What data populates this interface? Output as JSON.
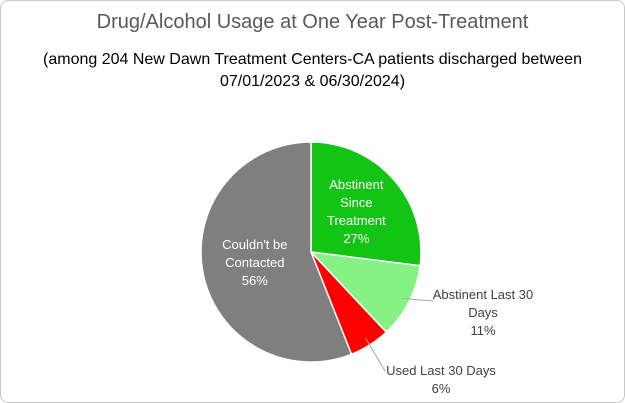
{
  "chart_data": {
    "type": "pie",
    "title": "Drug/Alcohol Usage at One Year Post-Treatment",
    "subtitle": "(among 204 New Dawn Treatment Centers-CA patients discharged between 07/01/2023 & 06/30/2024)",
    "categories": [
      "Abstinent Since Treatment",
      "Abstinent Last 30 Days",
      "Used Last 30 Days",
      "Couldn't be Contacted"
    ],
    "values": [
      27,
      11,
      6,
      56
    ],
    "value_labels": [
      "27%",
      "11%",
      "6%",
      "56%"
    ],
    "colors": [
      "#14c414",
      "#86f286",
      "#ff0000",
      "#7f7f7f"
    ]
  }
}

◆ YOUR OBJECTIVE:
Repeat the entries verbatim; no pictures.

◆ RESPONSE BELOW:
What data populates this interface? Output as JSON.
{
  "chart_data": {
    "type": "pie",
    "title": "Drug/Alcohol Usage at One Year Post-Treatment",
    "subtitle": "(among 204 New Dawn Treatment Centers-CA patients discharged between 07/01/2023 & 06/30/2024)",
    "categories": [
      "Abstinent Since Treatment",
      "Abstinent Last 30 Days",
      "Used Last 30 Days",
      "Couldn't be Contacted"
    ],
    "values": [
      27,
      11,
      6,
      56
    ],
    "value_labels": [
      "27%",
      "11%",
      "6%",
      "56%"
    ],
    "colors": [
      "#14c414",
      "#86f286",
      "#ff0000",
      "#7f7f7f"
    ]
  }
}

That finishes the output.